Document excerpt

Henry said she honestly could not remember writing it —  the song just came to her on the Friday before the protest while she was sitting in her bed. She began playing and singing along to her favorite chords on her baritone ukulele.

She said it seemed obvious what she wanted to say. The lyrics, which center around being exhausted of the constant threat of gun violence around her, came natural to her.

“I didn't have to reach that hard for it because it's kind of what's been sitting in front of me,” Henry said. “We've been doing this. We're tired of it. We wish we didn't have to and yet, we continue to.”

Henry said performing the song at the steps of the Capitol building while singing directly to those who worked inside, was both “heartbreaking and amazing.” While performing, she thought of when she was in eighth grade, looking up to the kids who started March For Our Lives advocacy group after the Parkland shooting. She remembered vividly one of the girls who survived Parkland singing a song at one of the first protests.

Henry and her friend learned to play that song all these years ago, admiring what the girl was able to do with the power of her voice. She said it was a total full circle moment in “a really awful way,” standing next to David Hogg, founder of March for Our Lives, five years after. She never thought she would have to be in that mental space with the Parkland survivors.

“I never thought I'd have to be here as well, but since I'm here, I should use my voice and use something that nobody else was doing right then,” Henry said.

Henry admired how her peers utilized a variety of creative outlets to voice their anger or fear, with speeches full of passion and poetry and even visual art through the use of signs. Adding her music was just another element to express the emotions of her peers, she said.

While Henry said she doesn't dedicate her life to creating art, it’s necessary for her to create to enter a happy place where she isn’t worried about anything else. Whether it’s writing a song, performing music with her friends, painting or even crocheting, she finds peace in focusing on something that she’s making, especially when she shares it with the people in her life.

Exercise task 1
Copy the data lines from the one holding "827 211 844</box>" through the one holding "line-number: 13 <box>26 586 64 603</box>", including both of those lines.
The data lines that follow are unrelated to the article about Henry's protest song.

(Data lines)
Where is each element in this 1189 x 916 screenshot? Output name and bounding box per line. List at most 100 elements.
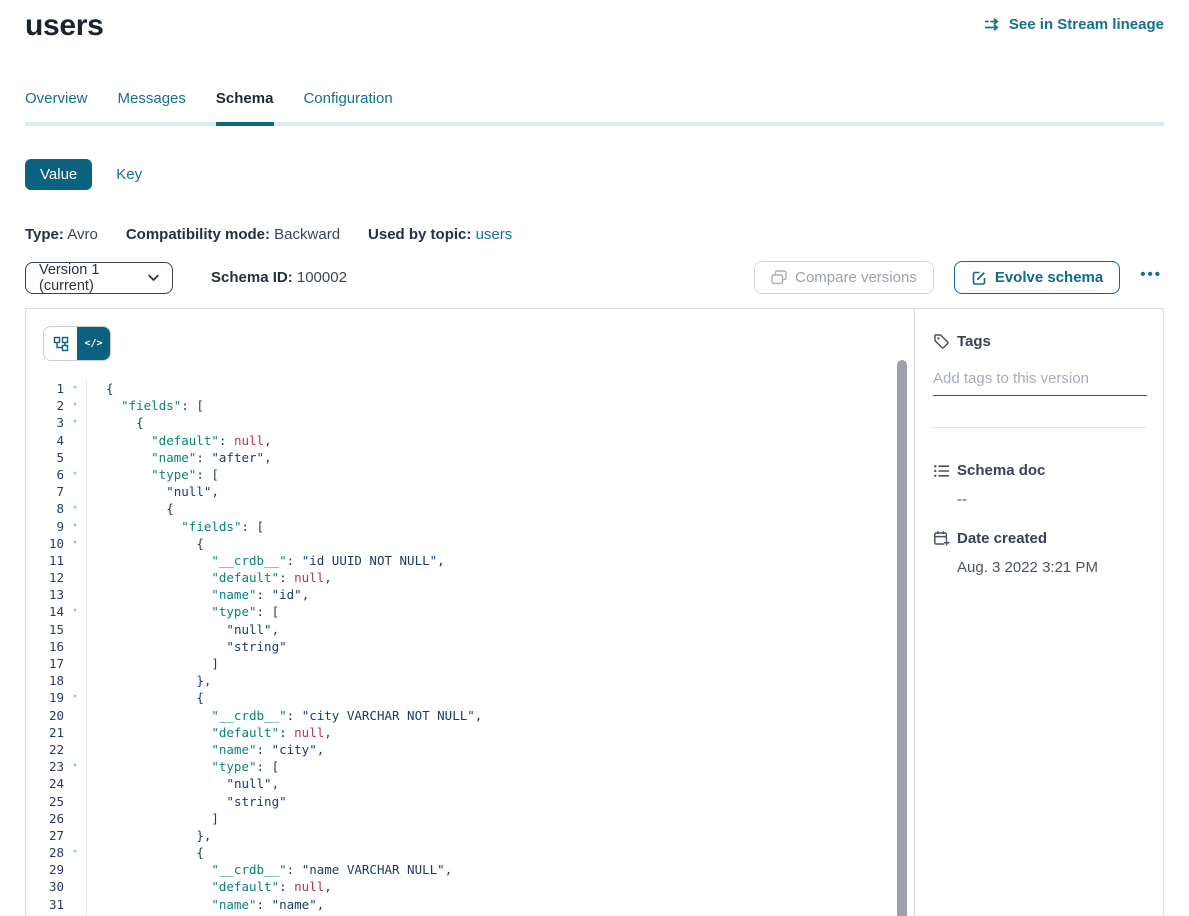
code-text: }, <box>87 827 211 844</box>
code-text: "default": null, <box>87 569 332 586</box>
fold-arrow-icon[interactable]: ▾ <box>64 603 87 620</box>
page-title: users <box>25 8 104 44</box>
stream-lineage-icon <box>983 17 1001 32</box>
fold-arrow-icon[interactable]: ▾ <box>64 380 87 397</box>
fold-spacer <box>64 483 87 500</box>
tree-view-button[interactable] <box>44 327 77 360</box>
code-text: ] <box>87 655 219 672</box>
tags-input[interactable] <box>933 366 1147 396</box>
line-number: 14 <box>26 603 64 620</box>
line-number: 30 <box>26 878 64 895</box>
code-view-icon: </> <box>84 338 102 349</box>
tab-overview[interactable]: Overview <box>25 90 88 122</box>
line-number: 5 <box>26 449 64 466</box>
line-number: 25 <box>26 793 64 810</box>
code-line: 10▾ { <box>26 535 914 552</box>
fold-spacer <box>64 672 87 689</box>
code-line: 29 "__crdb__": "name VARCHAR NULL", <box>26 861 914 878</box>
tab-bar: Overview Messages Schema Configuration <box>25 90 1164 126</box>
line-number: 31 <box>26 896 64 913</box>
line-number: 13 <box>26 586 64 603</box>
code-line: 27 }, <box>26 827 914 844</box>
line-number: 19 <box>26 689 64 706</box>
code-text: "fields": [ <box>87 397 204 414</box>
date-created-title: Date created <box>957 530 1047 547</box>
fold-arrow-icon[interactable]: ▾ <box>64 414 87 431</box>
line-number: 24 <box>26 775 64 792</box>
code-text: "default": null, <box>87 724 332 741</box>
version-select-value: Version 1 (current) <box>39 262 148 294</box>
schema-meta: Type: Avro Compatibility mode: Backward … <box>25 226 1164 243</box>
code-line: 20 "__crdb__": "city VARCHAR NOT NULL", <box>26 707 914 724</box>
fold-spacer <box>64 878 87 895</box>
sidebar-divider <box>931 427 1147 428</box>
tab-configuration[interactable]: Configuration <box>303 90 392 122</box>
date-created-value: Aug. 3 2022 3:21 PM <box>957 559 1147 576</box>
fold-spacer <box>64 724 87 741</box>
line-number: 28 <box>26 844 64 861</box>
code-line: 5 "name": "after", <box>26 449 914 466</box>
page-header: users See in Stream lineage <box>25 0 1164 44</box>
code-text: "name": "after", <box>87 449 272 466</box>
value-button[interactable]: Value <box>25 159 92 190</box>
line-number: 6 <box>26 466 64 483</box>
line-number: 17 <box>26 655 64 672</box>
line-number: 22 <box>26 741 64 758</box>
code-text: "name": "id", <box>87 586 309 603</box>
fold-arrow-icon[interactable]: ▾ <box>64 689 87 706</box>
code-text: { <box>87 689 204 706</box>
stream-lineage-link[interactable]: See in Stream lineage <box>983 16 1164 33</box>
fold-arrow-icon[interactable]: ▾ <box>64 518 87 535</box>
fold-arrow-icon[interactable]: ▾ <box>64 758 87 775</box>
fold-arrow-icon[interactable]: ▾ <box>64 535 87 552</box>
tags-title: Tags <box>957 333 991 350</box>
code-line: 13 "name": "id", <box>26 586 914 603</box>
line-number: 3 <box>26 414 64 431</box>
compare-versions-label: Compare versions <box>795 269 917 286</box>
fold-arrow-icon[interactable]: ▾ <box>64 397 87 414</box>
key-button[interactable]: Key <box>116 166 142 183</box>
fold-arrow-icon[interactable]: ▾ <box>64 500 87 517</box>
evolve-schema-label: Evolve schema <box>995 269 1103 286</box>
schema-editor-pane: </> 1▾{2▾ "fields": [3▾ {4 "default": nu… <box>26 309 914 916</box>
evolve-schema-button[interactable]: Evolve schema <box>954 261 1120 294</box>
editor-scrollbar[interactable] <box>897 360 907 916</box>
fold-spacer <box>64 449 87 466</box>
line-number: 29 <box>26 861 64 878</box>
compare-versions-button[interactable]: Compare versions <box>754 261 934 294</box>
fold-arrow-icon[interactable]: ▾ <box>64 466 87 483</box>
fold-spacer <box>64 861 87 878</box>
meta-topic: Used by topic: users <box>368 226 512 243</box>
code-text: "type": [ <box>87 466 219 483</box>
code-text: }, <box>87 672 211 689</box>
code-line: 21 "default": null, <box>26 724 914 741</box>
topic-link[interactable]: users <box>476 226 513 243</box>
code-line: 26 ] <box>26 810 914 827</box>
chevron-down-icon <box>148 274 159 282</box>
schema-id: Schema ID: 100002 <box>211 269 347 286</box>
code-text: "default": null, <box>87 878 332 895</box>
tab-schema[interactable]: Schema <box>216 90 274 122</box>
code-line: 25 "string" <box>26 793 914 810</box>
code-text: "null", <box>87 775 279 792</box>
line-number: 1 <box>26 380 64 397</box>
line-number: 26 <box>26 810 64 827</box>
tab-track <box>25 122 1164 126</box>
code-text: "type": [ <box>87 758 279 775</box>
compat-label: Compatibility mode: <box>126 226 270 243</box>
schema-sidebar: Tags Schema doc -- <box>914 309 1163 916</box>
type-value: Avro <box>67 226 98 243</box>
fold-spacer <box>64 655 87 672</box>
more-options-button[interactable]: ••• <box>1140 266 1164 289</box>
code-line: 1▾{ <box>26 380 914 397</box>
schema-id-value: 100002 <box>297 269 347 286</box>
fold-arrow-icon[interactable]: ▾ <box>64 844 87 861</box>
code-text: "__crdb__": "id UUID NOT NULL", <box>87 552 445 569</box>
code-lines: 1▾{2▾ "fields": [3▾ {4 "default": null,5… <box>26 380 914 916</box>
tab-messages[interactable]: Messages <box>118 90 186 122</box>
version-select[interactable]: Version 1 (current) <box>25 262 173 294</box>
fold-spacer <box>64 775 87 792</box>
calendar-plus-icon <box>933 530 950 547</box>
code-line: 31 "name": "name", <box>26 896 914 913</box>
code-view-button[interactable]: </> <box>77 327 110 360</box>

Exercise task 2
From the article about Henry's protest song, condense the paragraph starting "Henry said performing the song at the steps" into a shorter version that keeps its main facts.

Result 1
code-text: }, <box>87 827 211 844</box>
code-text: "default": null, <box>87 569 332 586</box>
fold-arrow-icon[interactable]: ▾ <box>64 603 87 620</box>
page-title: users <box>25 8 104 44</box>
stream-lineage-icon <box>983 17 1001 32</box>
fold-arrow-icon[interactable]: ▾ <box>64 380 87 397</box>
fold-spacer <box>64 483 87 500</box>
tree-view-button[interactable] <box>44 327 77 360</box>
code-text: ] <box>87 655 219 672</box>
tags-input[interactable] <box>933 366 1147 396</box>
line-number: 14 <box>26 603 64 620</box>
line-number: 30 <box>26 878 64 895</box>
code-view-icon: </> <box>84 338 102 349</box>
tab-overview[interactable]: Overview <box>25 90 88 122</box>
line-number: 5 <box>26 449 64 466</box>
line-number: 25 <box>26 793 64 810</box>
code-line: 10▾ { <box>26 535 914 552</box>
fold-spacer <box>64 672 87 689</box>
code-line: 29 "__crdb__": "name VARCHAR NULL", <box>26 861 914 878</box>
tab-bar: Overview Messages Schema Configuration <box>25 90 1164 126</box>
line-number: 31 <box>26 896 64 913</box>
line-number: 13 <box>26 586 64 603</box>

Result 2
Henry said singing at the Capitol steps, directly to the people who worked inside, was both "heartbreaking and amazing." While performing, she thought back to eighth grade, when she looked up to the students who started March For Our Lives after the Parkland shooting. She clearly remembered a Parkland survivor singing a song at one of the first protests.